** Items **
■ ■ ■ ■ ■

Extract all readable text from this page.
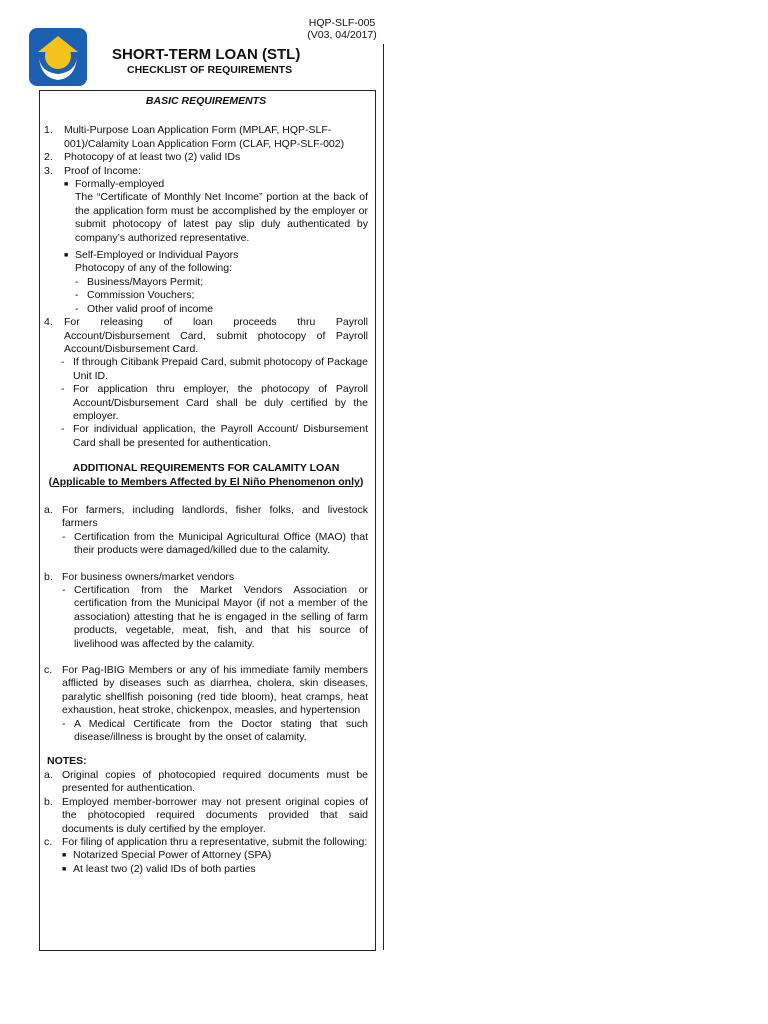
HQP-SLF-005
(V03, 04/2017)
SHORT-TERM LOAN (STL)
CHECKLIST OF REQUIREMENTS

BASIC REQUIREMENTS

1.	Multi-Purpose Loan Application Form (MPLAF, HQP-SLF-001)/Calamity Loan Application Form (CLAF, HQP-SLF-002)
2.	Photocopy of at least two (2) valid IDs
3.	Proof of Income:
■ Formally-employed

The “Certificate of Monthly Net Income” portion at the back of the application form must be accomplished by the employer or submit photocopy of latest pay slip duly authenticated by company’s authorized representative.

■ Self-Employed or Individual Payors

Photocopy of any of the following:

- Business/Mayors Permit;
- Commission Vouchers;
- Other valid proof of income
4.	For releasing of loan proceeds thru Payroll Account/Disbursement Card, submit photocopy of Payroll Account/Disbursement Card.
- If through Citibank Prepaid Card, submit photocopy of Package Unit ID.
- For application thru employer, the photocopy of Payroll Account/Disbursement Card shall be duly certified by the employer.
- For individual application, the Payroll Account/ Disbursement Card shall be presented for authentication.

ADDITIONAL REQUIREMENTS FOR CALAMITY LOAN

(Applicable to Members Affected by El Niño Phenomenon only)

a. For farmers, including landlords, fisher folks, and livestock farmers
- Certification from the Municipal Agricultural Office (MAO) that their products were damaged/killed due to the calamity.
b. For business owners/market vendors
- Certification from the Market Vendors Association or certification from the Municipal Mayor (if not a member of the association) attesting that he is engaged in the selling of farm products, vegetable, meat, fish, and that his source of livelihood was affected by the calamity.
c. For Pag-IBIG Members or any of his immediate family members afflicted by diseases such as diarrhea, cholera, skin diseases, paralytic shellfish poisoning (red tide bloom), heat cramps, heat exhaustion, heat stroke, chickenpox, measles, and hypertension
- A Medical Certificate from the Doctor stating that such disease/illness is brought by the onset of calamity.

NOTES:

a. Original copies of photocopied required documents must be presented for authentication.
b. Employed member-borrower may not present original copies of the photocopied required documents provided that said documents is duly certified by the employer.
c. For filing of application thru a representative, submit the following:
■ Notarized Special Power of Attorney (SPA)
■ At least two (2) valid IDs of both parties
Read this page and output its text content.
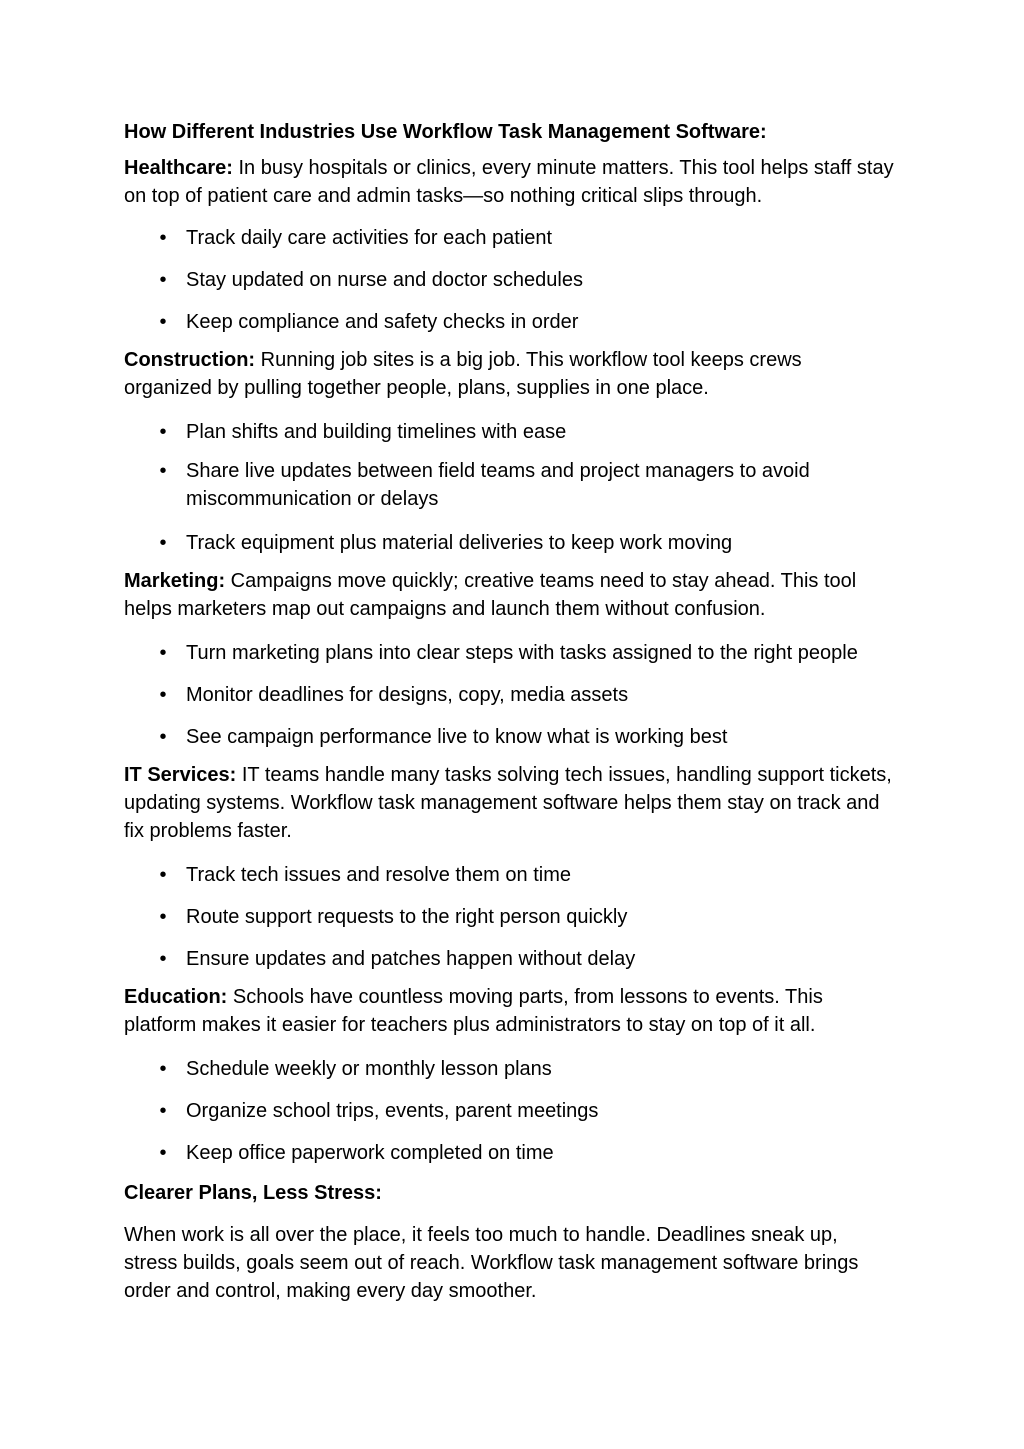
How Different Industries Use Workflow Task Management Software:

Healthcare: In busy hospitals or clinics, every minute matters. This tool helps staff stay on top of patient care and admin tasks—so nothing critical slips through.

• Track daily care activities for each patient
• Stay updated on nurse and doctor schedules
• Keep compliance and safety checks in order

Construction: Running job sites is a big job. This workflow tool keeps crews organized by pulling together people, plans, supplies in one place.

• Plan shifts and building timelines with ease
• Share live updates between field teams and project managers to avoid miscommunication or delays
• Track equipment plus material deliveries to keep work moving

Marketing: Campaigns move quickly; creative teams need to stay ahead. This tool helps marketers map out campaigns and launch them without confusion.

• Turn marketing plans into clear steps with tasks assigned to the right people
• Monitor deadlines for designs, copy, media assets
• See campaign performance live to know what is working best

IT Services: IT teams handle many tasks solving tech issues, handling support tickets, updating systems. Workflow task management software helps them stay on track and fix problems faster.

• Track tech issues and resolve them on time
• Route support requests to the right person quickly
• Ensure updates and patches happen without delay

Education: Schools have countless moving parts, from lessons to events. This platform makes it easier for teachers plus administrators to stay on top of it all.

• Schedule weekly or monthly lesson plans
• Organize school trips, events, parent meetings
• Keep office paperwork completed on time

Clearer Plans, Less Stress:

When work is all over the place, it feels too much to handle. Deadlines sneak up, stress builds, goals seem out of reach. Workflow task management software brings order and control, making every day smoother.
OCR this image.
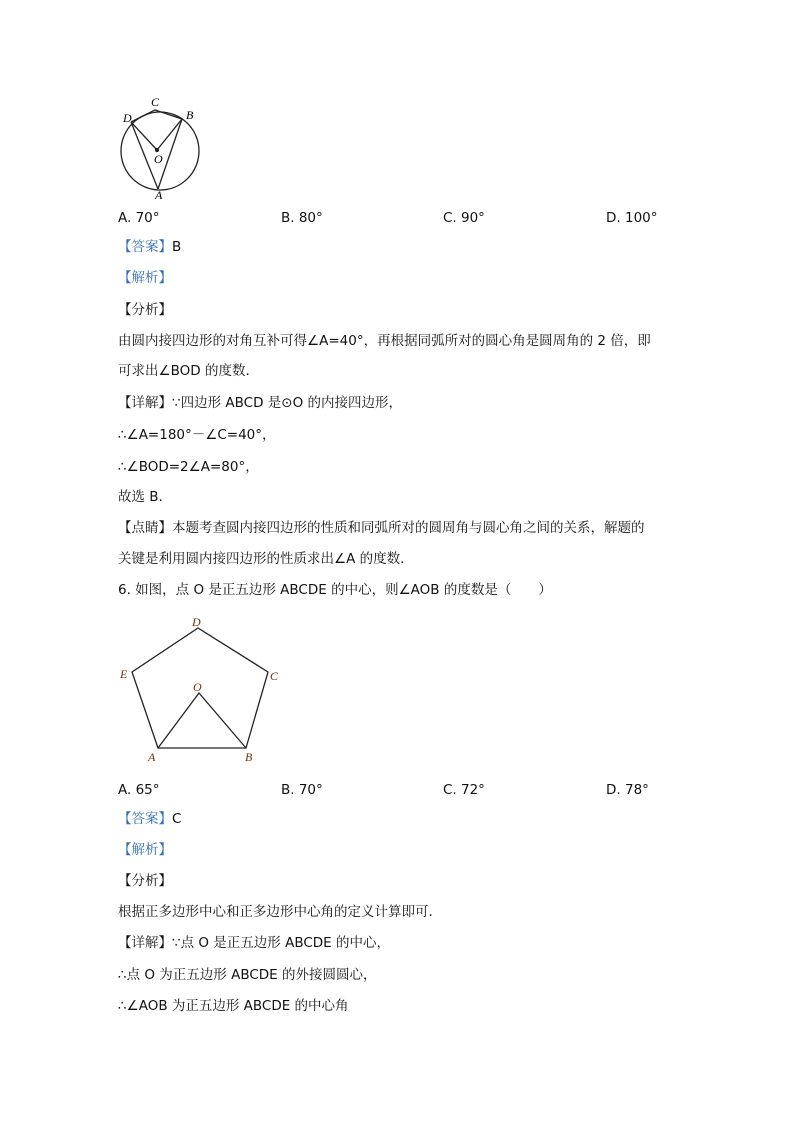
D
C
B
O
A
D
E	C
O
A	B
A. 70°	B. 80°	C. 90°	D. 100°
【答案】B
【解析】
【分析】
由圆内接四边形的对角互补可得∠A=40°，再根据同弧所对的圆心角是圆周角的 2 倍，即
可求出∠BOD 的度数.
【详解】∵四边形 ABCD 是⊙O 的内接四边形，
∴∠A=180°－∠C=40°，
∴∠BOD=2∠A=80°，
故选 B.
【点睛】本题考查圆内接四边形的性质和同弧所对的圆周角与圆心角之间的关系，解题的
关键是利用圆内接四边形的性质求出∠A 的度数.
6. 如图，点 O 是正五边形 ABCDE 的中心，则∠AOB 的度数是（　　）
A. 65°	B. 70°	C. 72°	D. 78°
【答案】C
【解析】
【分析】
根据正多边形中心和正多边形中心角的定义计算即可.
【详解】∵点 O 是正五边形 ABCDE 的中心，
∴点 O 为正五边形 ABCDE 的外接圆圆心，
∴∠AOB 为正五边形 ABCDE 的中心角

■ ■ ■ ■ ■

Each record above should come back exactly the same, only without its pictures.

Extract all readable text from this page.
HQP-SLF-005
(V03, 04/2017)
SHORT-TERM LOAN (STL)
CHECKLIST OF REQUIREMENTS

BASIC REQUIREMENTS

1.	Multi-Purpose Loan Application Form (MPLAF, HQP-SLF-001)/Calamity Loan Application Form (CLAF, HQP-SLF-002)
2.	Photocopy of at least two (2) valid IDs
3.	Proof of Income:
■ Formally-employed

The “Certificate of Monthly Net Income” portion at the back of the application form must be accomplished by the employer or submit photocopy of latest pay slip duly authenticated by company’s authorized representative.

■ Self-Employed or Individual Payors

Photocopy of any of the following:

- Business/Mayors Permit;
- Commission Vouchers;
- Other valid proof of income
4.	For releasing of loan proceeds thru Payroll Account/Disbursement Card, submit photocopy of Payroll Account/Disbursement Card.
- If through Citibank Prepaid Card, submit photocopy of Package Unit ID.
- For application thru employer, the photocopy of Payroll Account/Disbursement Card shall be duly certified by the employer.
- For individual application, the Payroll Account/ Disbursement Card shall be presented for authentication.

ADDITIONAL REQUIREMENTS FOR CALAMITY LOAN

(Applicable to Members Affected by El Niño Phenomenon only)

a. For farmers, including landlords, fisher folks, and livestock farmers
- Certification from the Municipal Agricultural Office (MAO) that their products were damaged/killed due to the calamity.
b. For business owners/market vendors
- Certification from the Market Vendors Association or certification from the Municipal Mayor (if not a member of the association) attesting that he is engaged in the selling of farm products, vegetable, meat, fish, and that his source of livelihood was affected by the calamity.
c. For Pag-IBIG Members or any of his immediate family members afflicted by diseases such as diarrhea, cholera, skin diseases, paralytic shellfish poisoning (red tide bloom), heat cramps, heat exhaustion, heat stroke, chickenpox, measles, and hypertension
- A Medical Certificate from the Doctor stating that such disease/illness is brought by the onset of calamity.

NOTES:

a. Original copies of photocopied required documents must be presented for authentication.
b. Employed member-borrower may not present original copies of the photocopied required documents provided that said documents is duly certified by the employer.
c. For filing of application thru a representative, submit the following:
■ Notarized Special Power of Attorney (SPA)
■ At least two (2) valid IDs of both parties
Read this page and output its text content.
How Different Industries Use Workflow Task Management Software:

Healthcare: In busy hospitals or clinics, every minute matters. This tool helps staff stay on top of patient care and admin tasks—so nothing critical slips through.

• Track daily care activities for each patient
• Stay updated on nurse and doctor schedules
• Keep compliance and safety checks in order

Construction: Running job sites is a big job. This workflow tool keeps crews organized by pulling together people, plans, supplies in one place.

• Plan shifts and building timelines with ease
• Share live updates between field teams and project managers to avoid miscommunication or delays
• Track equipment plus material deliveries to keep work moving

Marketing: Campaigns move quickly; creative teams need to stay ahead. This tool helps marketers map out campaigns and launch them without confusion.

• Turn marketing plans into clear steps with tasks assigned to the right people
• Monitor deadlines for designs, copy, media assets
• See campaign performance live to know what is working best

IT Services: IT teams handle many tasks solving tech issues, handling support tickets, updating systems. Workflow task management software helps them stay on track and fix problems faster.

• Track tech issues and resolve them on time
• Route support requests to the right person quickly
• Ensure updates and patches happen without delay

Education: Schools have countless moving parts, from lessons to events. This platform makes it easier for teachers plus administrators to stay on top of it all.

• Schedule weekly or monthly lesson plans
• Organize school trips, events, parent meetings
• Keep office paperwork completed on time

Clearer Plans, Less Stress:

When work is all over the place, it feels too much to handle. Deadlines sneak up, stress builds, goals seem out of reach. Workflow task management software brings order and control, making every day smoother.
OCR this image.
D
C
B
O
A
D
E	C
O
A	B
A. 70°	B. 80°	C. 90°	D. 100°
【答案】B
【解析】
【分析】
由圆内接四边形的对角互补可得∠A=40°，再根据同弧所对的圆心角是圆周角的 2 倍，即
可求出∠BOD 的度数.
【详解】∵四边形 ABCD 是⊙O 的内接四边形，
∴∠A=180°－∠C=40°，
∴∠BOD=2∠A=80°，
故选 B.
【点睛】本题考查圆内接四边形的性质和同弧所对的圆周角与圆心角之间的关系，解题的
关键是利用圆内接四边形的性质求出∠A 的度数.
6. 如图，点 O 是正五边形 ABCDE 的中心，则∠AOB 的度数是（　　）
A. 65°	B. 70°	C. 72°	D. 78°
【答案】C
【解析】
【分析】
根据正多边形中心和正多边形中心角的定义计算即可.
【详解】∵点 O 是正五边形 ABCDE 的中心，
∴点 O 为正五边形 ABCDE 的外接圆圆心，
∴∠AOB 为正五边形 ABCDE 的中心角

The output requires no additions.